## Work to do
In the copy, keep every record exact and leave out all images.

## Recorded data

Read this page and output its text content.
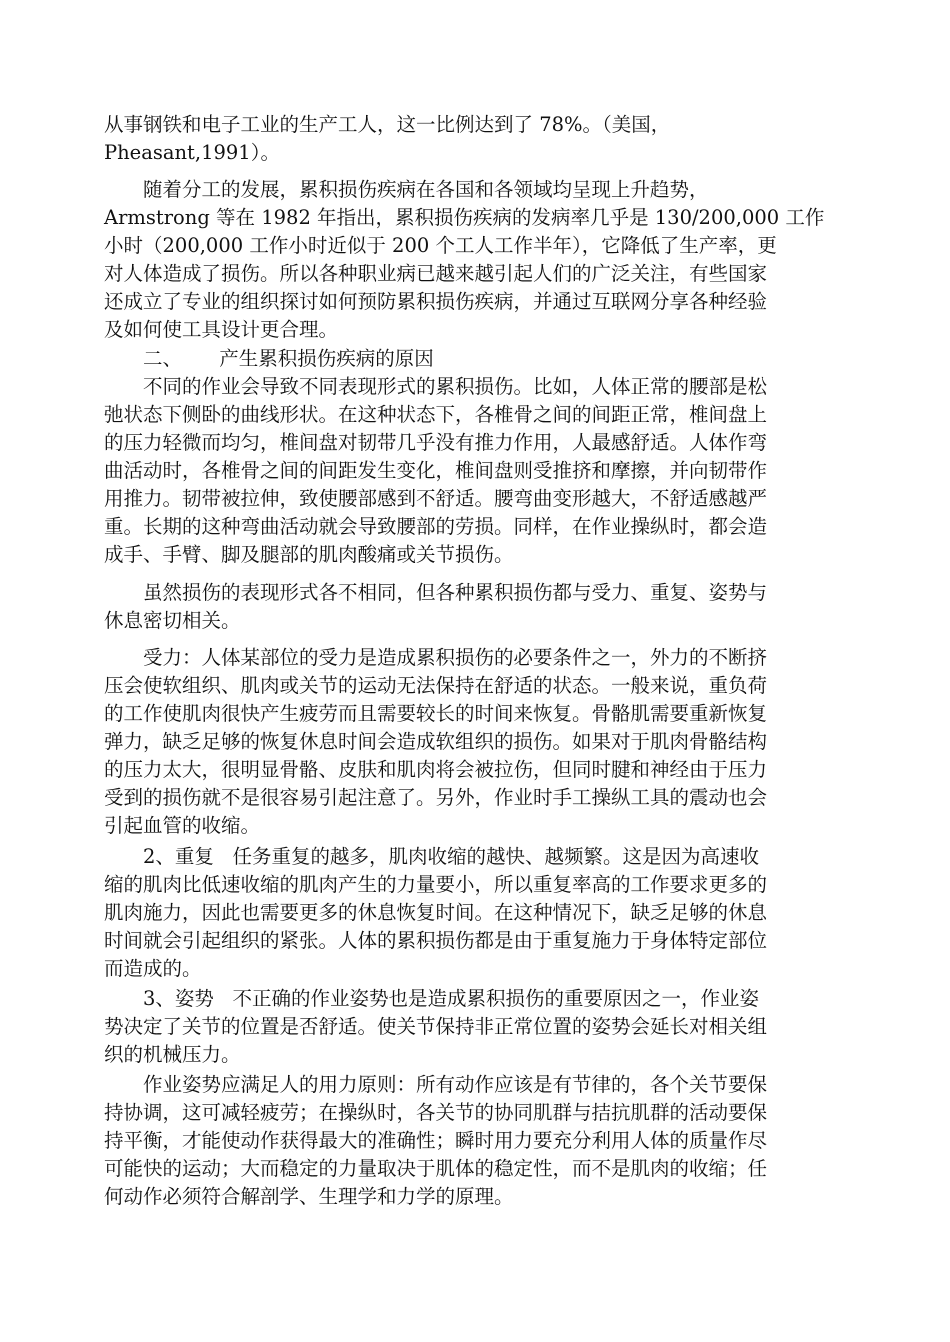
从事钢铁和电子工业的生产工人，这一比例达到了 78%。（美国，

Pheasant,1991）。

随着分工的发展，累积损伤疾病在各国和各领域均呈现上升趋势，

Armstrong 等在 1982 年指出，累积损伤疾病的发病率几乎是 130/200,000 工作

小时（200,000 工作小时近似于 200 个工人工作半年），它降低了生产率，更

对人体造成了损伤。所以各种职业病已越来越引起人们的广泛关注，有些国家

还成立了专业的组织探讨如何预防累积损伤疾病，并通过互联网分享各种经验

及如何使工具设计更合理。

二、      产生累积损伤疾病的原因

不同的作业会导致不同表现形式的累积损伤。比如，人体正常的腰部是松

弛状态下侧卧的曲线形状。在这种状态下，各椎骨之间的间距正常，椎间盘上

的压力轻微而均匀，椎间盘对韧带几乎没有推力作用，人最感舒适。人体作弯

曲活动时，各椎骨之间的间距发生变化，椎间盘则受推挤和摩擦，并向韧带作

用推力。韧带被拉伸，致使腰部感到不舒适。腰弯曲变形越大，不舒适感越严

重。长期的这种弯曲活动就会导致腰部的劳损。同样，在作业操纵时，都会造

成手、手臂、脚及腿部的肌肉酸痛或关节损伤。

虽然损伤的表现形式各不相同，但各种累积损伤都与受力、重复、姿势与

休息密切相关。

受力：人体某部位的受力是造成累积损伤的必要条件之一，外力的不断挤

压会使软组织、肌肉或关节的运动无法保持在舒适的状态。一般来说，重负荷

的工作使肌肉很快产生疲劳而且需要较长的时间来恢复。骨骼肌需要重新恢复

弹力，缺乏足够的恢复休息时间会造成软组织的损伤。如果对于肌肉骨骼结构

的压力太大，很明显骨骼、皮肤和肌肉将会被拉伤，但同时腱和神经由于压力

受到的损伤就不是很容易引起注意了。另外，作业时手工操纵工具的震动也会

引起血管的收缩。

2、重复   任务重复的越多，肌肉收缩的越快、越频繁。这是因为高速收

缩的肌肉比低速收缩的肌肉产生的力量要小，所以重复率高的工作要求更多的

肌肉施力，因此也需要更多的休息恢复时间。在这种情况下，缺乏足够的休息

时间就会引起组织的紧张。人体的累积损伤都是由于重复施力于身体特定部位

而造成的。

3、姿势   不正确的作业姿势也是造成累积损伤的重要原因之一，作业姿

势决定了关节的位置是否舒适。使关节保持非正常位置的姿势会延长对相关组

织的机械压力。

作业姿势应满足人的用力原则：所有动作应该是有节律的，各个关节要保

持协调，这可减轻疲劳；在操纵时，各关节的协同肌群与拮抗肌群的活动要保

持平衡，才能使动作获得最大的准确性；瞬时用力要充分利用人体的质量作尽

可能快的运动；大而稳定的力量取决于肌体的稳定性，而不是肌肉的收缩；任

何动作必须符合解剖学、生理学和力学的原理。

## Response to this task
Read this page and output its text content.
从事钢铁和电子工业的生产工人，这一比例达到了 78%。（美国，

Pheasant,1991）。

随着分工的发展，累积损伤疾病在各国和各领域均呈现上升趋势，

Armstrong 等在 1982 年指出，累积损伤疾病的发病率几乎是 130/200,000 工作

小时（200,000 工作小时近似于 200 个工人工作半年），它降低了生产率，更

对人体造成了损伤。所以各种职业病已越来越引起人们的广泛关注，有些国家

还成立了专业的组织探讨如何预防累积损伤疾病，并通过互联网分享各种经验

及如何使工具设计更合理。

二、      产生累积损伤疾病的原因

不同的作业会导致不同表现形式的累积损伤。比如，人体正常的腰部是松

弛状态下侧卧的曲线形状。在这种状态下，各椎骨之间的间距正常，椎间盘上

的压力轻微而均匀，椎间盘对韧带几乎没有推力作用，人最感舒适。人体作弯

曲活动时，各椎骨之间的间距发生变化，椎间盘则受推挤和摩擦，并向韧带作

用推力。韧带被拉伸，致使腰部感到不舒适。腰弯曲变形越大，不舒适感越严

重。长期的这种弯曲活动就会导致腰部的劳损。同样，在作业操纵时，都会造

成手、手臂、脚及腿部的肌肉酸痛或关节损伤。

虽然损伤的表现形式各不相同，但各种累积损伤都与受力、重复、姿势与

休息密切相关。

受力：人体某部位的受力是造成累积损伤的必要条件之一，外力的不断挤

压会使软组织、肌肉或关节的运动无法保持在舒适的状态。一般来说，重负荷

的工作使肌肉很快产生疲劳而且需要较长的时间来恢复。骨骼肌需要重新恢复

弹力，缺乏足够的恢复休息时间会造成软组织的损伤。如果对于肌肉骨骼结构

的压力太大，很明显骨骼、皮肤和肌肉将会被拉伤，但同时腱和神经由于压力

受到的损伤就不是很容易引起注意了。另外，作业时手工操纵工具的震动也会

引起血管的收缩。

2、重复   任务重复的越多，肌肉收缩的越快、越频繁。这是因为高速收

缩的肌肉比低速收缩的肌肉产生的力量要小，所以重复率高的工作要求更多的

肌肉施力，因此也需要更多的休息恢复时间。在这种情况下，缺乏足够的休息

时间就会引起组织的紧张。人体的累积损伤都是由于重复施力于身体特定部位

而造成的。

3、姿势   不正确的作业姿势也是造成累积损伤的重要原因之一，作业姿

势决定了关节的位置是否舒适。使关节保持非正常位置的姿势会延长对相关组

织的机械压力。

作业姿势应满足人的用力原则：所有动作应该是有节律的，各个关节要保

持协调，这可减轻疲劳；在操纵时，各关节的协同肌群与拮抗肌群的活动要保

持平衡，才能使动作获得最大的准确性；瞬时用力要充分利用人体的质量作尽

可能快的运动；大而稳定的力量取决于肌体的稳定性，而不是肌肉的收缩；任

何动作必须符合解剖学、生理学和力学的原理。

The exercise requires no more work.